— START MATERIAL PROVIDED —

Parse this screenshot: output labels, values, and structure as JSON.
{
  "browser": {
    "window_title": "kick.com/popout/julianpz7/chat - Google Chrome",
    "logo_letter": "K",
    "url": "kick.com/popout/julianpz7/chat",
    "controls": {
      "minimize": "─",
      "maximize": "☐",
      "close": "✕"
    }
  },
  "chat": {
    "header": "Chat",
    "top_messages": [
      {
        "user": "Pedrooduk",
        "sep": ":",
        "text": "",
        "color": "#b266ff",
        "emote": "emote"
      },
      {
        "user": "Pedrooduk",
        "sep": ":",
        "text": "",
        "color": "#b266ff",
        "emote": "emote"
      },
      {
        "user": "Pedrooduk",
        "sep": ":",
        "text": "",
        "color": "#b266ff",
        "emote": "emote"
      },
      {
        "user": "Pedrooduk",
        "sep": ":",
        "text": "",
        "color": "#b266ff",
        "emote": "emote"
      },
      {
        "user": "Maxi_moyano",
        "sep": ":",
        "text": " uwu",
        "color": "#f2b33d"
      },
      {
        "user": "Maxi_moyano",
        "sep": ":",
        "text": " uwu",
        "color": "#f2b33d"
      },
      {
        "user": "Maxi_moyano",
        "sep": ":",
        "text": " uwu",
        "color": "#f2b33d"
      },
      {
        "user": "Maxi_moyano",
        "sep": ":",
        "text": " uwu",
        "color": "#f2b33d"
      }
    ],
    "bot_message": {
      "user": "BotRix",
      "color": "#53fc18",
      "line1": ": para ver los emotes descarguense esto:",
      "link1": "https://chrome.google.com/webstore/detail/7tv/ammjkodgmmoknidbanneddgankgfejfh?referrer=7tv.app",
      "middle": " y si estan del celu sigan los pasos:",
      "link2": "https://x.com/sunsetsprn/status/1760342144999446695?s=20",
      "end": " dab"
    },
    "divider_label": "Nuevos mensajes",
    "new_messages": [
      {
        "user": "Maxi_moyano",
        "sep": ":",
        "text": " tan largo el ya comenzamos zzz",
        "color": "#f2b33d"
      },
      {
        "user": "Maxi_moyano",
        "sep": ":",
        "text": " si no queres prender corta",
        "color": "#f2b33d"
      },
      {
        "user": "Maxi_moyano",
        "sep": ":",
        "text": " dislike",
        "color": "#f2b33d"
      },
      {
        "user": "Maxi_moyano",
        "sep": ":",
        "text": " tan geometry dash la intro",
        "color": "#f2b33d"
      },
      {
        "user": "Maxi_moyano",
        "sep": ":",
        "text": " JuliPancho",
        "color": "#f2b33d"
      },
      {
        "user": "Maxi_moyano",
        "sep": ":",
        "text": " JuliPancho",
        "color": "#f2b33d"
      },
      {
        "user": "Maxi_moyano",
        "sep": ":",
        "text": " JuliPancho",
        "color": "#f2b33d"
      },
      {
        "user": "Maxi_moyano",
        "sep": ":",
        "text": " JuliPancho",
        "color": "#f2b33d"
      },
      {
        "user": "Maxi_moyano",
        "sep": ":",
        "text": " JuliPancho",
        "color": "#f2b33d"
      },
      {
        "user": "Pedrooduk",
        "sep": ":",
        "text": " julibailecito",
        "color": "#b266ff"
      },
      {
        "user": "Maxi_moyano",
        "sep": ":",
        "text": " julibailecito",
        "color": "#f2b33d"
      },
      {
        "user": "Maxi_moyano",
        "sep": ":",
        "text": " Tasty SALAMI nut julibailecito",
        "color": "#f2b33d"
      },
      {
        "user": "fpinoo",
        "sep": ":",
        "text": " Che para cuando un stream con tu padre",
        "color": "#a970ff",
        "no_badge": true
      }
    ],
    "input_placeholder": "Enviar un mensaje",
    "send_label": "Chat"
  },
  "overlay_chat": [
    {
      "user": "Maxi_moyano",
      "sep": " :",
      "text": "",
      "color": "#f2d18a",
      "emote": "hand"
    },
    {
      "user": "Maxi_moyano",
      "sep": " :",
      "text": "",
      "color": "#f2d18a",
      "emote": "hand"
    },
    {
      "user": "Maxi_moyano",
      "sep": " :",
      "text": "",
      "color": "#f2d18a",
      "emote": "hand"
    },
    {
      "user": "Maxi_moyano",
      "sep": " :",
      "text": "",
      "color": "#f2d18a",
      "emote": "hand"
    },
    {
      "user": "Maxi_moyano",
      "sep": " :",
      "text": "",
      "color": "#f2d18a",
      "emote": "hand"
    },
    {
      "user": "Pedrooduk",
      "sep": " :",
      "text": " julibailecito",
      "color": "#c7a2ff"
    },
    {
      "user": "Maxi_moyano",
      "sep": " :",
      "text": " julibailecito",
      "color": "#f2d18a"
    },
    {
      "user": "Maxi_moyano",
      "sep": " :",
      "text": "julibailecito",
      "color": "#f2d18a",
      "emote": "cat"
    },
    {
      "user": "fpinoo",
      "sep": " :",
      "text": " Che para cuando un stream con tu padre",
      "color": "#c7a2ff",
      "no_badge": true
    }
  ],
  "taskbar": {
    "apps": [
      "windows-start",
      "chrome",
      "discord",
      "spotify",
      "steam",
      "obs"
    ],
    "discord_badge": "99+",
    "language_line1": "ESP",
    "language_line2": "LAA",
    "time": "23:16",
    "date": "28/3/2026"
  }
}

— END MATERIAL PROVIDED —
— START MATERIAL PROVIDED —

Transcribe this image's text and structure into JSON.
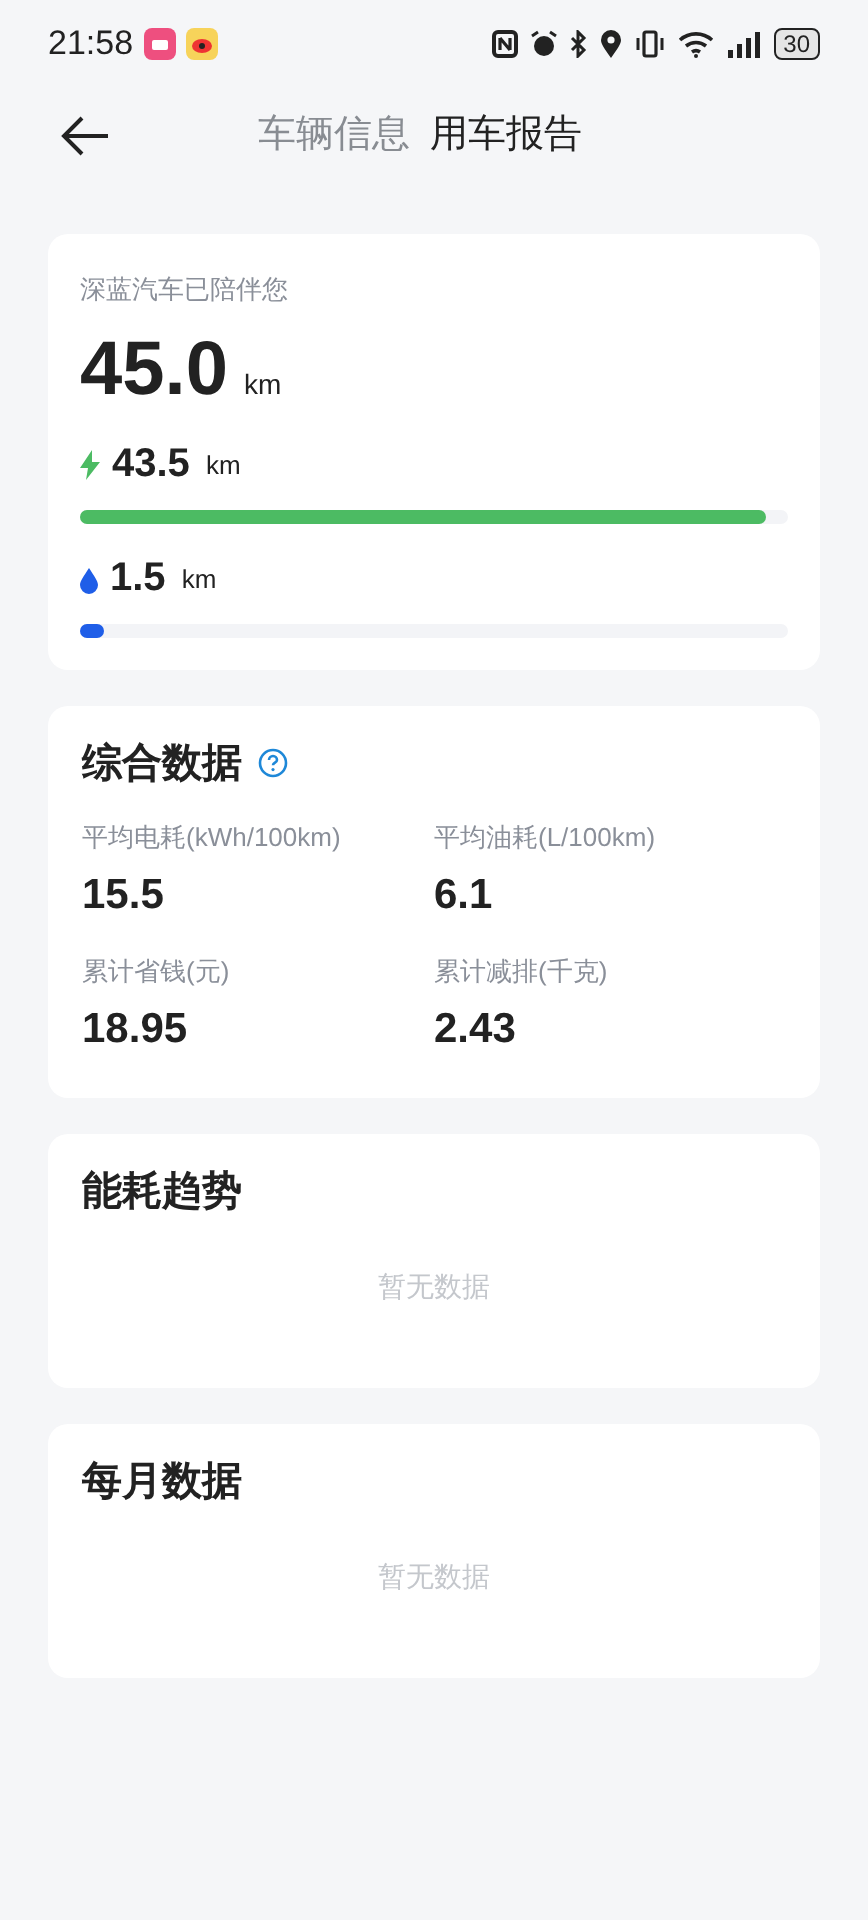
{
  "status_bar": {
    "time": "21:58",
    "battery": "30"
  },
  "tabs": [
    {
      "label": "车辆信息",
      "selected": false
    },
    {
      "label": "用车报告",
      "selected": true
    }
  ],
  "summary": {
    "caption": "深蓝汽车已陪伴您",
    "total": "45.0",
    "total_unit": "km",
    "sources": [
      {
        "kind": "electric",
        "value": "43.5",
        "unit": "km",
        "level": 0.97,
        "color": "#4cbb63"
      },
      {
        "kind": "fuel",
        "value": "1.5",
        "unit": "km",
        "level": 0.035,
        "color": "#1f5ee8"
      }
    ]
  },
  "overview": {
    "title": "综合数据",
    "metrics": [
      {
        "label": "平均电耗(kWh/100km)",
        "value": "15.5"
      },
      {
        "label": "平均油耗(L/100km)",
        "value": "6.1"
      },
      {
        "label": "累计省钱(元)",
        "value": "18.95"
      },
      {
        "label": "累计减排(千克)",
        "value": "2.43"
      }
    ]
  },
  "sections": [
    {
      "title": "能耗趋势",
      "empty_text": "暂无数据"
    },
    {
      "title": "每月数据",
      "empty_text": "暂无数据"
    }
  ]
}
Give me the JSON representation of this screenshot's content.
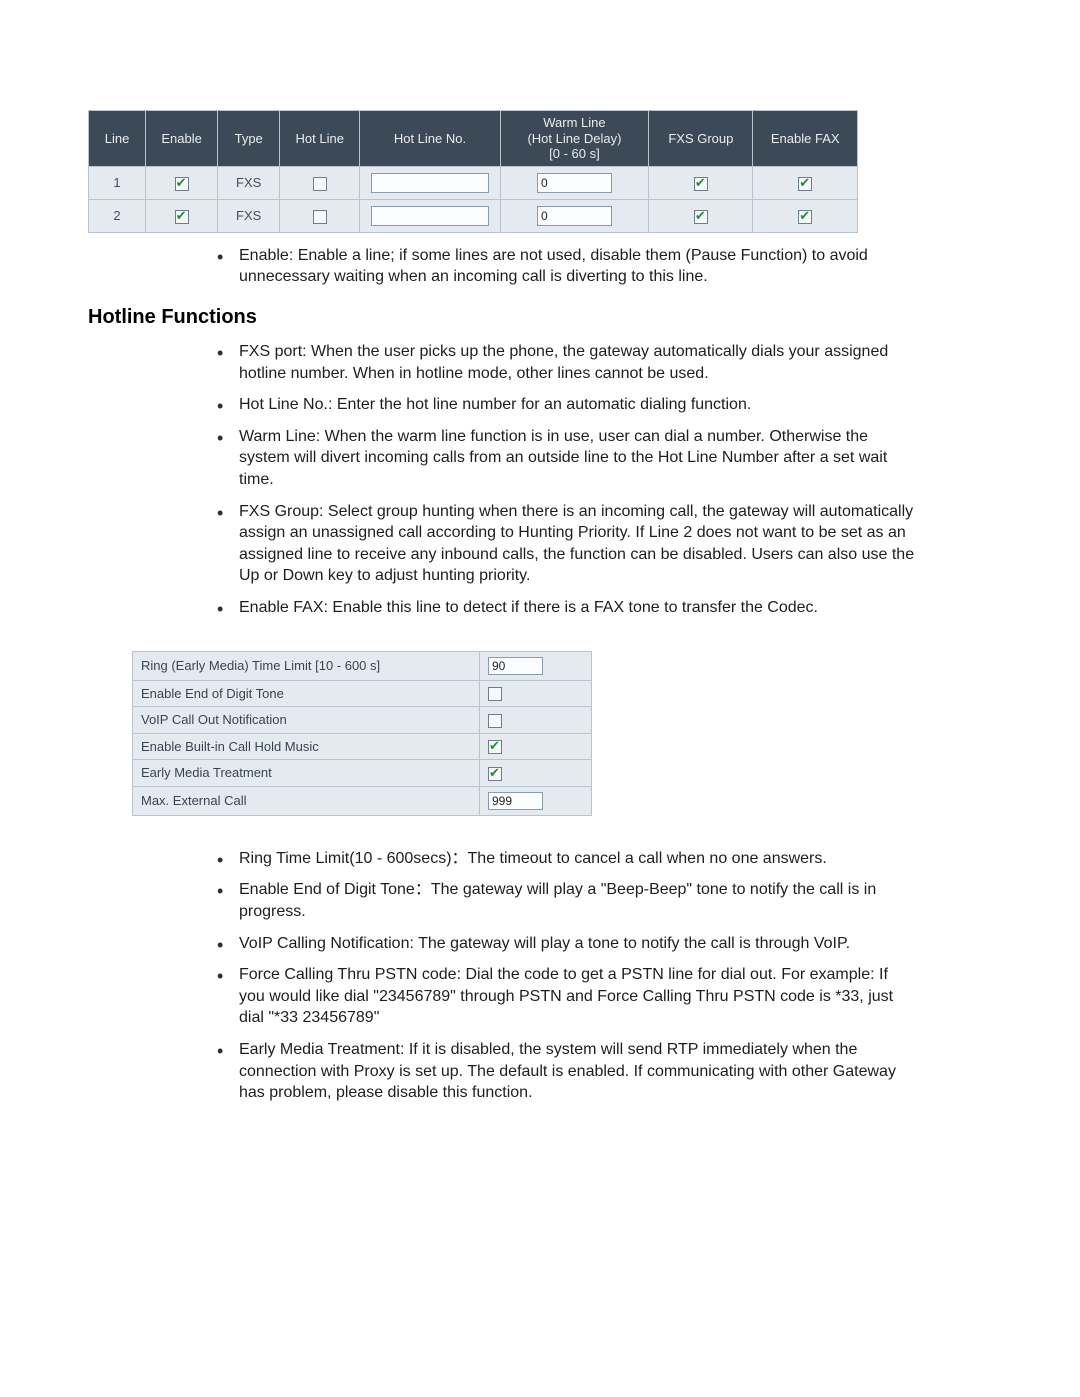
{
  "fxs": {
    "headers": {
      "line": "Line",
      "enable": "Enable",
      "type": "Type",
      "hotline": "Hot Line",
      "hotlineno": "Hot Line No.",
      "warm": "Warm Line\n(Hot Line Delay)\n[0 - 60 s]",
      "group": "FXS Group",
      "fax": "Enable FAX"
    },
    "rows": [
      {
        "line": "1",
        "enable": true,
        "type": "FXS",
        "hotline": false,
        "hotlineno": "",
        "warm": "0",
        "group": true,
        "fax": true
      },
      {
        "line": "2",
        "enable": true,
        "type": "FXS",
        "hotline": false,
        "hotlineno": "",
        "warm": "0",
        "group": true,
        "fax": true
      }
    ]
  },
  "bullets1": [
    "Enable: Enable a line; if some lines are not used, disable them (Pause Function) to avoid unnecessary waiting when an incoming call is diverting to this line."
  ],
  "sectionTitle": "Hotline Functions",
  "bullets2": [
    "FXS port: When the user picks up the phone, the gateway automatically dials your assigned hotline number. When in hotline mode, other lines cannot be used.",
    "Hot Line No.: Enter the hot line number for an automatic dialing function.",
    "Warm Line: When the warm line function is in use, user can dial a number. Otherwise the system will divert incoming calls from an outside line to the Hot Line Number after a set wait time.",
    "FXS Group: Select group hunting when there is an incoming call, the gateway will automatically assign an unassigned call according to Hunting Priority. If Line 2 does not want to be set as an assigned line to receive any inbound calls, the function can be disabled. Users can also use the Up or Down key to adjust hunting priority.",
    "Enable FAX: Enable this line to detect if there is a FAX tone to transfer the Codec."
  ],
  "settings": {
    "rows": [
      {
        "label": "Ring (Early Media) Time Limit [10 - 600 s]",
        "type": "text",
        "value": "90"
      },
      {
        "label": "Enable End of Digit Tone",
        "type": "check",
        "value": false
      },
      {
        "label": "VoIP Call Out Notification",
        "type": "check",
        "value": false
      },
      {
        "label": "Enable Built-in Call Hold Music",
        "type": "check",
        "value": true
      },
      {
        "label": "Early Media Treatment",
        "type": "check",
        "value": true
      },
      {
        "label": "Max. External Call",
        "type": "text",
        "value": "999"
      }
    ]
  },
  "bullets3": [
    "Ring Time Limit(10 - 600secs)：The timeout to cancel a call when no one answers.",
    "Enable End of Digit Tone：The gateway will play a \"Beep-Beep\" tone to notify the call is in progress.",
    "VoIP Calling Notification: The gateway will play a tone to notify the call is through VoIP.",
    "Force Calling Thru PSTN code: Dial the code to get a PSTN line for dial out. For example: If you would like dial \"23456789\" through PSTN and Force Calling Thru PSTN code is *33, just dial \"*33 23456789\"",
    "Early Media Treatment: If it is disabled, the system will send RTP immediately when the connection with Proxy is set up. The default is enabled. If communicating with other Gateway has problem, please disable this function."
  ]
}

— END MATERIAL PROVIDED —
— START MATERIAL PROVIDED —

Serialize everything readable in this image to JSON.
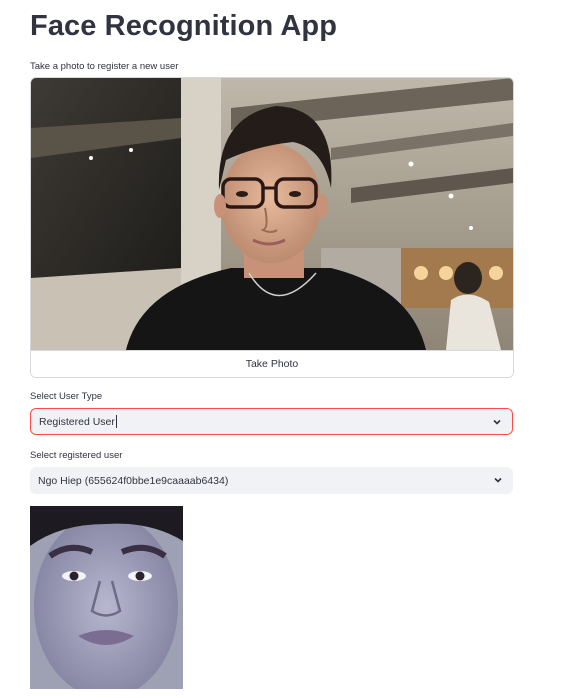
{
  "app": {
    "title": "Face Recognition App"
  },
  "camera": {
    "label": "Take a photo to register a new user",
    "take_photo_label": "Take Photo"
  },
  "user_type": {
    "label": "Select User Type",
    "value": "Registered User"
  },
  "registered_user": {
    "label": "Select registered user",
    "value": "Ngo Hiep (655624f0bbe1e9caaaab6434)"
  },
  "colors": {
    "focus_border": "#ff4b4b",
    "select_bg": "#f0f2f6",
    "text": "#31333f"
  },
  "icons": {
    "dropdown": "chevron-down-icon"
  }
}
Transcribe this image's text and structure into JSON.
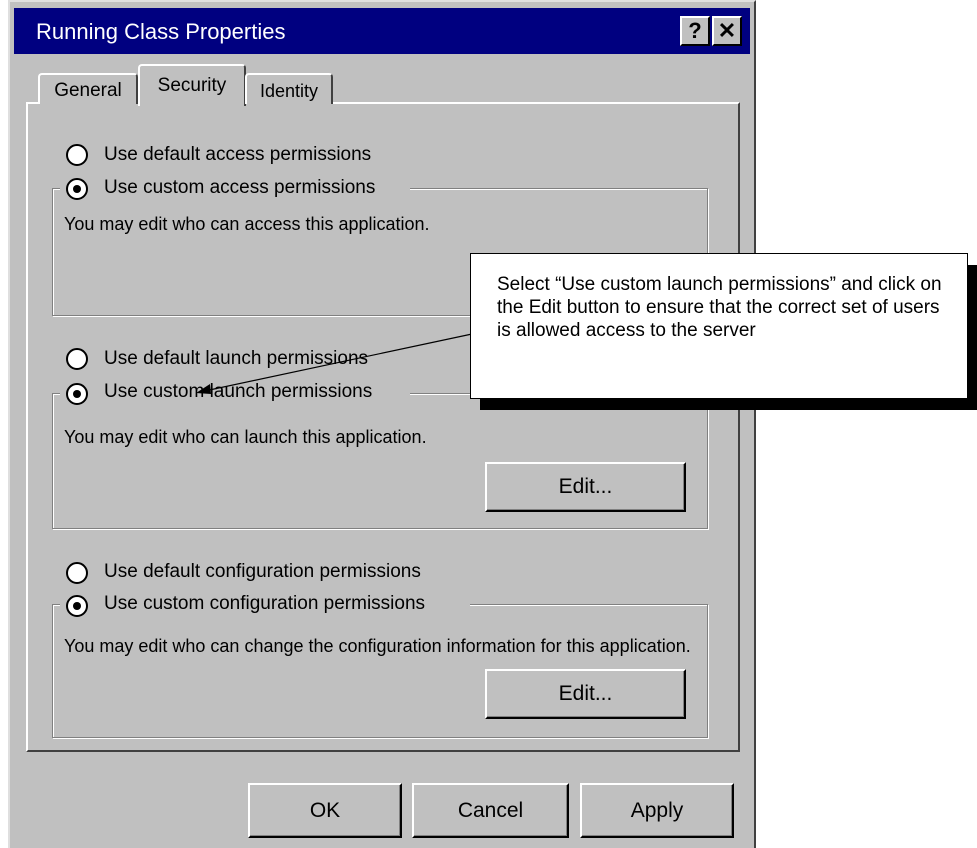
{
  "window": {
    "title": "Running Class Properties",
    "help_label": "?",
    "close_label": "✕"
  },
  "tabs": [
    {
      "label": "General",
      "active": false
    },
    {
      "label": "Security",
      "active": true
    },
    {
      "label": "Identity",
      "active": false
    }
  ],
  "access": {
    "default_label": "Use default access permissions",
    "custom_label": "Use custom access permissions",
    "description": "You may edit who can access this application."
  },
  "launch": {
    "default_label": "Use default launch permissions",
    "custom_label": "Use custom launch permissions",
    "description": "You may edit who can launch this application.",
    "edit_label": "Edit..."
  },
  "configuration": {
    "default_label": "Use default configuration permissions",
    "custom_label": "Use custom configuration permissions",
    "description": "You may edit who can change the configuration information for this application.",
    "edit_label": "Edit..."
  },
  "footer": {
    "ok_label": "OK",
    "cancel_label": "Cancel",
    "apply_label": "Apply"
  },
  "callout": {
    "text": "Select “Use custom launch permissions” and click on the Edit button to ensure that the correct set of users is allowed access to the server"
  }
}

— END MATERIAL PROVIDED —

Scan the entries above and work out how many lines include the word "popout"; the reply is that number alone.

2